● Exercise inputs:
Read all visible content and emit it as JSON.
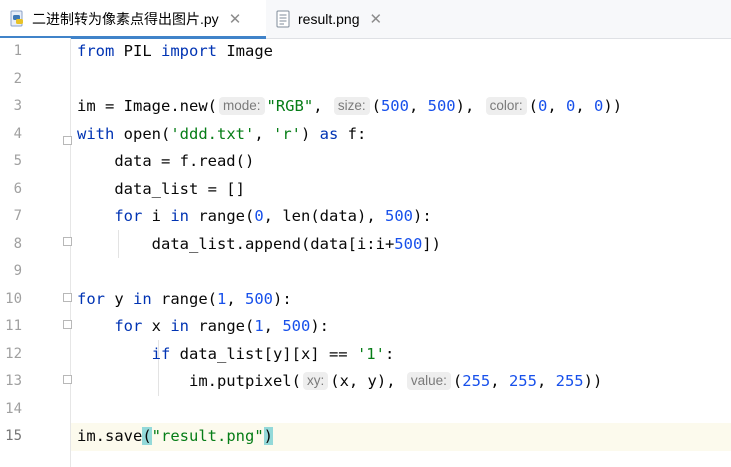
{
  "tabs": [
    {
      "label": "二进制转为像素点得出图片.py",
      "icon": "python-file-icon",
      "active": true
    },
    {
      "label": "result.png",
      "icon": "image-file-icon",
      "active": false
    }
  ],
  "line_numbers": [
    "1",
    "2",
    "3",
    "4",
    "5",
    "6",
    "7",
    "8",
    "9",
    "10",
    "11",
    "12",
    "13",
    "14",
    "15"
  ],
  "code": {
    "l1": {
      "kw1": "from",
      "t1": " PIL ",
      "kw2": "import",
      "t2": " Image"
    },
    "l3": {
      "t1": "im = Image.new(",
      "h1": "mode:",
      "s1": "\"RGB\"",
      "t2": ", ",
      "h2": "size:",
      "t3": "(",
      "n1": "500",
      "t4": ", ",
      "n2": "500",
      "t5": "), ",
      "h3": "color:",
      "t6": "(",
      "n3": "0",
      "t7": ", ",
      "n4": "0",
      "t8": ", ",
      "n5": "0",
      "t9": "))"
    },
    "l4": {
      "kw1": "with",
      "t1": " open(",
      "s1": "'ddd.txt'",
      "t2": ", ",
      "s2": "'r'",
      "t3": ") ",
      "kw2": "as",
      "t4": " f:"
    },
    "l5": {
      "t1": "    data = f.read()"
    },
    "l6": {
      "t1": "    data_list = []"
    },
    "l7": {
      "t0": "    ",
      "kw1": "for",
      "t1": " i ",
      "kw2": "in",
      "t2": " range(",
      "n1": "0",
      "t3": ", len(data), ",
      "n2": "500",
      "t4": "):"
    },
    "l8": {
      "t1": "        data_list.append(data[i:i+",
      "n1": "500",
      "t2": "])"
    },
    "l10": {
      "kw1": "for",
      "t1": " y ",
      "kw2": "in",
      "t2": " range(",
      "n1": "1",
      "t3": ", ",
      "n2": "500",
      "t4": "):"
    },
    "l11": {
      "t0": "    ",
      "kw1": "for",
      "t1": " x ",
      "kw2": "in",
      "t2": " range(",
      "n1": "1",
      "t3": ", ",
      "n2": "500",
      "t4": "):"
    },
    "l12": {
      "t0": "        ",
      "kw1": "if",
      "t1": " data_list[y][x] == ",
      "s1": "'1'",
      "t2": ":"
    },
    "l13": {
      "t1": "            im.putpixel(",
      "h1": "xy:",
      "t2": "(x, y), ",
      "h2": "value:",
      "t3": "(",
      "n1": "255",
      "t4": ", ",
      "n2": "255",
      "t5": ", ",
      "n3": "255",
      "t6": "))"
    },
    "l15": {
      "t1": "im.save",
      "b1": "(",
      "s1": "\"result.png\"",
      "b2": ")"
    }
  }
}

● The task:
Each entry shown above must be quoted exactly, with its pictures left out.

● Output below:
Read all visible content and emit it as JSON.
{
  "tabs": [
    {
      "label": "二进制转为像素点得出图片.py",
      "icon": "python-file-icon",
      "active": true
    },
    {
      "label": "result.png",
      "icon": "image-file-icon",
      "active": false
    }
  ],
  "line_numbers": [
    "1",
    "2",
    "3",
    "4",
    "5",
    "6",
    "7",
    "8",
    "9",
    "10",
    "11",
    "12",
    "13",
    "14",
    "15"
  ],
  "code": {
    "l1": {
      "kw1": "from",
      "t1": " PIL ",
      "kw2": "import",
      "t2": " Image"
    },
    "l3": {
      "t1": "im = Image.new(",
      "h1": "mode:",
      "s1": "\"RGB\"",
      "t2": ", ",
      "h2": "size:",
      "t3": "(",
      "n1": "500",
      "t4": ", ",
      "n2": "500",
      "t5": "), ",
      "h3": "color:",
      "t6": "(",
      "n3": "0",
      "t7": ", ",
      "n4": "0",
      "t8": ", ",
      "n5": "0",
      "t9": "))"
    },
    "l4": {
      "kw1": "with",
      "t1": " open(",
      "s1": "'ddd.txt'",
      "t2": ", ",
      "s2": "'r'",
      "t3": ") ",
      "kw2": "as",
      "t4": " f:"
    },
    "l5": {
      "t1": "    data = f.read()"
    },
    "l6": {
      "t1": "    data_list = []"
    },
    "l7": {
      "t0": "    ",
      "kw1": "for",
      "t1": " i ",
      "kw2": "in",
      "t2": " range(",
      "n1": "0",
      "t3": ", len(data), ",
      "n2": "500",
      "t4": "):"
    },
    "l8": {
      "t1": "        data_list.append(data[i:i+",
      "n1": "500",
      "t2": "])"
    },
    "l10": {
      "kw1": "for",
      "t1": " y ",
      "kw2": "in",
      "t2": " range(",
      "n1": "1",
      "t3": ", ",
      "n2": "500",
      "t4": "):"
    },
    "l11": {
      "t0": "    ",
      "kw1": "for",
      "t1": " x ",
      "kw2": "in",
      "t2": " range(",
      "n1": "1",
      "t3": ", ",
      "n2": "500",
      "t4": "):"
    },
    "l12": {
      "t0": "        ",
      "kw1": "if",
      "t1": " data_list[y][x] == ",
      "s1": "'1'",
      "t2": ":"
    },
    "l13": {
      "t1": "            im.putpixel(",
      "h1": "xy:",
      "t2": "(x, y), ",
      "h2": "value:",
      "t3": "(",
      "n1": "255",
      "t4": ", ",
      "n2": "255",
      "t5": ", ",
      "n3": "255",
      "t6": "))"
    },
    "l15": {
      "t1": "im.save",
      "b1": "(",
      "s1": "\"result.png\"",
      "b2": ")"
    }
  }
}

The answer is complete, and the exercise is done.